What you are asked to do => Which lines include the word "Runway"? Copy each of them.

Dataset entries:
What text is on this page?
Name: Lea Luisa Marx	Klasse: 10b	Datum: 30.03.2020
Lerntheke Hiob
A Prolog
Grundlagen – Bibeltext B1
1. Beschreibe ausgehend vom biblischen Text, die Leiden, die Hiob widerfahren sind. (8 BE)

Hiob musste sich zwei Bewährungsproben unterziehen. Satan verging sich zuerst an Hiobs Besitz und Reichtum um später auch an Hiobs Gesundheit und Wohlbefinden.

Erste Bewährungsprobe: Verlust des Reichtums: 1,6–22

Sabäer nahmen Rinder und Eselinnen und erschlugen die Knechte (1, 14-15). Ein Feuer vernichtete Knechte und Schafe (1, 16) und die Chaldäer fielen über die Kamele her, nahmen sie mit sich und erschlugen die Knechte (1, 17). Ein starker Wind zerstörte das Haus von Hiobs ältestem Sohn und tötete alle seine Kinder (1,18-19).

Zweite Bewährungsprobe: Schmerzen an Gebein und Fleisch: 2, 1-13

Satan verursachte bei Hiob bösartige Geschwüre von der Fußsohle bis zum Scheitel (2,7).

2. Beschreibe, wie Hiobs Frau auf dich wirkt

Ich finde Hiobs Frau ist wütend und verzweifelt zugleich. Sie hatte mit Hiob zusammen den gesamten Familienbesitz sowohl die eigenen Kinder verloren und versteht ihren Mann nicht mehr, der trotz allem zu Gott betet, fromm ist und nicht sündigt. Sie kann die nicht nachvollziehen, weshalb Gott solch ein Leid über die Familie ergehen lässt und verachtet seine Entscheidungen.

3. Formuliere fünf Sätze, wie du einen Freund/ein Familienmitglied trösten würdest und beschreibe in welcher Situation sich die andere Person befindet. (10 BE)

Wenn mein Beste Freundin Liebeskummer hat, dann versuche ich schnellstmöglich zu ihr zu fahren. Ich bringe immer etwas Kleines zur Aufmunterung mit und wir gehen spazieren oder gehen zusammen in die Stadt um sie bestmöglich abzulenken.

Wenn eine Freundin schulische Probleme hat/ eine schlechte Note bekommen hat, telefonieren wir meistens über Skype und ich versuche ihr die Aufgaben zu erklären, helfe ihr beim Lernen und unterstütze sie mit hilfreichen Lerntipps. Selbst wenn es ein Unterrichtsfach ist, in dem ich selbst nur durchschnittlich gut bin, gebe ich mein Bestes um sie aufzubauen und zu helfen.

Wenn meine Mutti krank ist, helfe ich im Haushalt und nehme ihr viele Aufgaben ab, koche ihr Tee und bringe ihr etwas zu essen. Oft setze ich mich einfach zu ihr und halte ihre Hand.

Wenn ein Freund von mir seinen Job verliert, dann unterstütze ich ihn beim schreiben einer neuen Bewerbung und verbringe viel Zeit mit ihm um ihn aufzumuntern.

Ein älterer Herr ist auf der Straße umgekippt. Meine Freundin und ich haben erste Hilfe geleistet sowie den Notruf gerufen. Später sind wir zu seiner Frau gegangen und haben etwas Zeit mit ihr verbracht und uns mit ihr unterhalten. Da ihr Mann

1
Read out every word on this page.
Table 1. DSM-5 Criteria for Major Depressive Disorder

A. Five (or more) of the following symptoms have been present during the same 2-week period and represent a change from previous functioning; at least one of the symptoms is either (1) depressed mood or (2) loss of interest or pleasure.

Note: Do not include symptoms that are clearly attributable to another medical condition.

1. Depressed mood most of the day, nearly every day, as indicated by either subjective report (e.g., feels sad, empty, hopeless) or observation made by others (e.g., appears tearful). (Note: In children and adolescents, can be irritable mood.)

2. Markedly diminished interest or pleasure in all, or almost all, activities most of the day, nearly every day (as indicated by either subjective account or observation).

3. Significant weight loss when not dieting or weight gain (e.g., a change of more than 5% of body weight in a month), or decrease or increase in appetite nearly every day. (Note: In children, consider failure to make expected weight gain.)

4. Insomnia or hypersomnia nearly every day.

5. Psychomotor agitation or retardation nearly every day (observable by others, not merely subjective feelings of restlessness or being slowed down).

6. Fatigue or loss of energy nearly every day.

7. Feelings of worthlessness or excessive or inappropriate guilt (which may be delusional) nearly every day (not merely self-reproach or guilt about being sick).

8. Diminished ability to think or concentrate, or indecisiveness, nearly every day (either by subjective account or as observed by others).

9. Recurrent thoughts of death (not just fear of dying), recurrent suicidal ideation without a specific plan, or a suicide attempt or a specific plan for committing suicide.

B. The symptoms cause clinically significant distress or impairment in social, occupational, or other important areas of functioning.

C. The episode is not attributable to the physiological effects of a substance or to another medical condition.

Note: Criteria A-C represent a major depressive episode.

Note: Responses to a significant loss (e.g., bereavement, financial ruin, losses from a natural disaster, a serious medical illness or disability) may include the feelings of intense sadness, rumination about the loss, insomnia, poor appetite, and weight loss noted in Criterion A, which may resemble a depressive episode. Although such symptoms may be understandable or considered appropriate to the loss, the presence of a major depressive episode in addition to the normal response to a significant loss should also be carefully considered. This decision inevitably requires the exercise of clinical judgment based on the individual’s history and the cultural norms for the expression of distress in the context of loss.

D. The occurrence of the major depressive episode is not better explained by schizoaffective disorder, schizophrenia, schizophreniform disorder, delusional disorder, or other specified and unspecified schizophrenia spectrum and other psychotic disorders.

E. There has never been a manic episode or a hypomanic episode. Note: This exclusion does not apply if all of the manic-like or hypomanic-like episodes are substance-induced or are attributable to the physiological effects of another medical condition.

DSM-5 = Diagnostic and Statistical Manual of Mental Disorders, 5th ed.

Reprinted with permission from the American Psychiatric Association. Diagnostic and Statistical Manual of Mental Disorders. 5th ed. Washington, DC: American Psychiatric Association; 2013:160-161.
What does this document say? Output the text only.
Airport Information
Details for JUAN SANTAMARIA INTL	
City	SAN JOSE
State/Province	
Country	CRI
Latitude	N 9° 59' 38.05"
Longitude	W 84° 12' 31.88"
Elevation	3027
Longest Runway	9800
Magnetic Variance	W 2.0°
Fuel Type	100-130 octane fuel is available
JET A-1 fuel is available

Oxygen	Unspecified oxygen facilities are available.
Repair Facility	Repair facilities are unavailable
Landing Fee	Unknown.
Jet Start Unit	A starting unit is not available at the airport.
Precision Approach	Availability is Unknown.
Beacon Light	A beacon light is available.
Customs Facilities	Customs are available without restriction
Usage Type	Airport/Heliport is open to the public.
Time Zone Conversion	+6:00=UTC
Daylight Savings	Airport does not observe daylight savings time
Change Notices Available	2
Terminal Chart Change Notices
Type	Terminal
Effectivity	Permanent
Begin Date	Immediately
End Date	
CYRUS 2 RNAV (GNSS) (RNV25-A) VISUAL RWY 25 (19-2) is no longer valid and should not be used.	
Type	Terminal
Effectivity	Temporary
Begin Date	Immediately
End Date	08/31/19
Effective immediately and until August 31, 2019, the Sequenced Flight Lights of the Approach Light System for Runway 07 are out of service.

Solution =>
Longest Runway	9800
Effective immediately and until August 31, 2019, the Sequenced Flight Lights of the Approach Light System for Runway 07 are out of service.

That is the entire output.